Given task: Make a tally of the lines in the records that include the string "日期间周一至五上午", and give only that number.

[Collection entries]
-------------------------

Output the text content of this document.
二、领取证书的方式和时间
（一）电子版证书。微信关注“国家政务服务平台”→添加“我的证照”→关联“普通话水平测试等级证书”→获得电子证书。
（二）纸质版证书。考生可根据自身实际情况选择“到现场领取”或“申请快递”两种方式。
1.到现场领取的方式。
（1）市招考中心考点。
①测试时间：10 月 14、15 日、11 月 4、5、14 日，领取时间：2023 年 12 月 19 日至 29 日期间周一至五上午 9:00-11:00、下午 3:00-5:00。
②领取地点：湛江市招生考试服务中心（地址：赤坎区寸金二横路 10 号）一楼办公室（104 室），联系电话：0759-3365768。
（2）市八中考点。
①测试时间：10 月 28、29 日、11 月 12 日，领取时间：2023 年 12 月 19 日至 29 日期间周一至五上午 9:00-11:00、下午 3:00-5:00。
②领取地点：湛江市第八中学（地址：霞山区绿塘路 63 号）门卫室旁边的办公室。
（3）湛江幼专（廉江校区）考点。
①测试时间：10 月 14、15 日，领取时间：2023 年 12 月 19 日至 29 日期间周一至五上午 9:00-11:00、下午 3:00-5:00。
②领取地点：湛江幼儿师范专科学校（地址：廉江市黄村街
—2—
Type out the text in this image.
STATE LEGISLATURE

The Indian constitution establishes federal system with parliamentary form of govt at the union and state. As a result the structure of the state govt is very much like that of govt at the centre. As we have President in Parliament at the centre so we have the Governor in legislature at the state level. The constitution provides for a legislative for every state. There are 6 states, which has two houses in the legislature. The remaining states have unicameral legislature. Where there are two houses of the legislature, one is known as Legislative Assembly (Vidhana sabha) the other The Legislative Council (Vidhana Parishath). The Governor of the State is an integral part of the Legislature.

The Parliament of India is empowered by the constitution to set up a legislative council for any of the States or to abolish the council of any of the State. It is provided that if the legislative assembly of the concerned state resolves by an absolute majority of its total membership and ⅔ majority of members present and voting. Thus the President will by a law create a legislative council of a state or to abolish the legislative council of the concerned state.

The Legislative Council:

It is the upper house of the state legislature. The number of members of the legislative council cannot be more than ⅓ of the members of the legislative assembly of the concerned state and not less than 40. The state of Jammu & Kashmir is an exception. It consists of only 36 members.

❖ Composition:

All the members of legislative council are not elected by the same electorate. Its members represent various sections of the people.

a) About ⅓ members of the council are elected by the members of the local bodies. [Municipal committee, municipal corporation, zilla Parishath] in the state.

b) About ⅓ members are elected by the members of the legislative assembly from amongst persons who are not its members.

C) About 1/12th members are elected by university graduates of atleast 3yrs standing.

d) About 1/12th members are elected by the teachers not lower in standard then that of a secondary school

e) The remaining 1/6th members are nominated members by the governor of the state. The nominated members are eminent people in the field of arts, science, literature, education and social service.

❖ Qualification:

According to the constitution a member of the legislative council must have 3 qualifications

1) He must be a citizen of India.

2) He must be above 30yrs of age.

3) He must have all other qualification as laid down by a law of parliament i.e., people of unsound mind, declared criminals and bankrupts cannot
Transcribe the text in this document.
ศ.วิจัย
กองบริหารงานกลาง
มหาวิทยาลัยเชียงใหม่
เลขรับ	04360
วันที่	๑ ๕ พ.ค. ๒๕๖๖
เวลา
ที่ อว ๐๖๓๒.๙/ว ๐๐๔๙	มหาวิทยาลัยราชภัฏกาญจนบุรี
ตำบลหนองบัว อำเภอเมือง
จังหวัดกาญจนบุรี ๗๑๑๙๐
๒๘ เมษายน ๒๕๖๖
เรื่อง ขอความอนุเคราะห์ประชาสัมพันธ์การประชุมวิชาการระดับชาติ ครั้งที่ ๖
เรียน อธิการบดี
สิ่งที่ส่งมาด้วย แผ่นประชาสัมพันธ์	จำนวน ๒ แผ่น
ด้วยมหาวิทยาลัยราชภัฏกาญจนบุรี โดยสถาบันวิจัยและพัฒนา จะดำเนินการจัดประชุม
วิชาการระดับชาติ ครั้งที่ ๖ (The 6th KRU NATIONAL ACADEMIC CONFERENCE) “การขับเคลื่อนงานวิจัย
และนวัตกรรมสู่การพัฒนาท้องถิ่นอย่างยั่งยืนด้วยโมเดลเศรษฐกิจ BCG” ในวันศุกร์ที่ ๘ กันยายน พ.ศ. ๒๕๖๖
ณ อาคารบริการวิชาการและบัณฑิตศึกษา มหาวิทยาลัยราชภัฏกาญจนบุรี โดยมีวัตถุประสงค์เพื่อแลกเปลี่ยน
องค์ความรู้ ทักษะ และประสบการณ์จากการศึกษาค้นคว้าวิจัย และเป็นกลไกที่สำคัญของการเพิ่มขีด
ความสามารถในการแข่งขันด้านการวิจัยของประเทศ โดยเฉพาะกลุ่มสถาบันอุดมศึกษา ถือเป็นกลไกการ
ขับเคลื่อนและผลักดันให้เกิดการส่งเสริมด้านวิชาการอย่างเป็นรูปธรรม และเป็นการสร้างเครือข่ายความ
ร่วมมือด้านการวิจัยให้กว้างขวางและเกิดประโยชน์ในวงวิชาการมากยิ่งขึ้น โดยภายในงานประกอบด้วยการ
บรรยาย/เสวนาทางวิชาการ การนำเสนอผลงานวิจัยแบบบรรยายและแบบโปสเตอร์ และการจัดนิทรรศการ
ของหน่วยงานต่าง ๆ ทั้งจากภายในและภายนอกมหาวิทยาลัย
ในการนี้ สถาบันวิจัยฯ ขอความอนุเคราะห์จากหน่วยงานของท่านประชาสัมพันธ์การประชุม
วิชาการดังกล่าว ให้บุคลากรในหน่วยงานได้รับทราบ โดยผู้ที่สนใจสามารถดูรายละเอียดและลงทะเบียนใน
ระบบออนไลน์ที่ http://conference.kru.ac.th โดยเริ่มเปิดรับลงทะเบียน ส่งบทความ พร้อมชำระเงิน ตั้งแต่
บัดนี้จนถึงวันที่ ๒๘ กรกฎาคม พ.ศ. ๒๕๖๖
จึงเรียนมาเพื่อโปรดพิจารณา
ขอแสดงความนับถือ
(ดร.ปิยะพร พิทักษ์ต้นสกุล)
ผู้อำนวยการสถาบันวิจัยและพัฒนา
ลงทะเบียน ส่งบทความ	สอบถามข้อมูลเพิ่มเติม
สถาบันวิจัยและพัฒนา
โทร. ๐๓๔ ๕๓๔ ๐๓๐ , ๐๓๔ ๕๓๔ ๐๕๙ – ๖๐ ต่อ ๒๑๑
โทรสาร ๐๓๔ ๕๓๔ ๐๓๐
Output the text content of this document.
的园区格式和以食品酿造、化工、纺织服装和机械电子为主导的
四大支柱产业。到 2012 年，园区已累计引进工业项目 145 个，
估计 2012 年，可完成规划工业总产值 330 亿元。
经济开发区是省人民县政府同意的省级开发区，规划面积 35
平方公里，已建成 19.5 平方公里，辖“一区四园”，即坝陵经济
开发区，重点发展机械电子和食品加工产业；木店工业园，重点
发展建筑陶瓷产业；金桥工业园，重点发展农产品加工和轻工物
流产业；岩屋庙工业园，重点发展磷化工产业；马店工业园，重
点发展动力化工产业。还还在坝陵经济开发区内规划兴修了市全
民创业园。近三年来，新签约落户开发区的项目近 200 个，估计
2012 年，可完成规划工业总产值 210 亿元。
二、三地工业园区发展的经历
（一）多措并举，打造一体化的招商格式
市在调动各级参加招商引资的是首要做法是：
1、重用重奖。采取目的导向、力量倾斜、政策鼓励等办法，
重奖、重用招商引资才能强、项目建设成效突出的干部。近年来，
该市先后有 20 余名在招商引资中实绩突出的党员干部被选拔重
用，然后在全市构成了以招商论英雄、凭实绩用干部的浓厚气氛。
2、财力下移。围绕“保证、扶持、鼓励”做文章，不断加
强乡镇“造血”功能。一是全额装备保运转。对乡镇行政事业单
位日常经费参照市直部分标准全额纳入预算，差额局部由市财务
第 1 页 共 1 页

-------------------------

Written answer: 3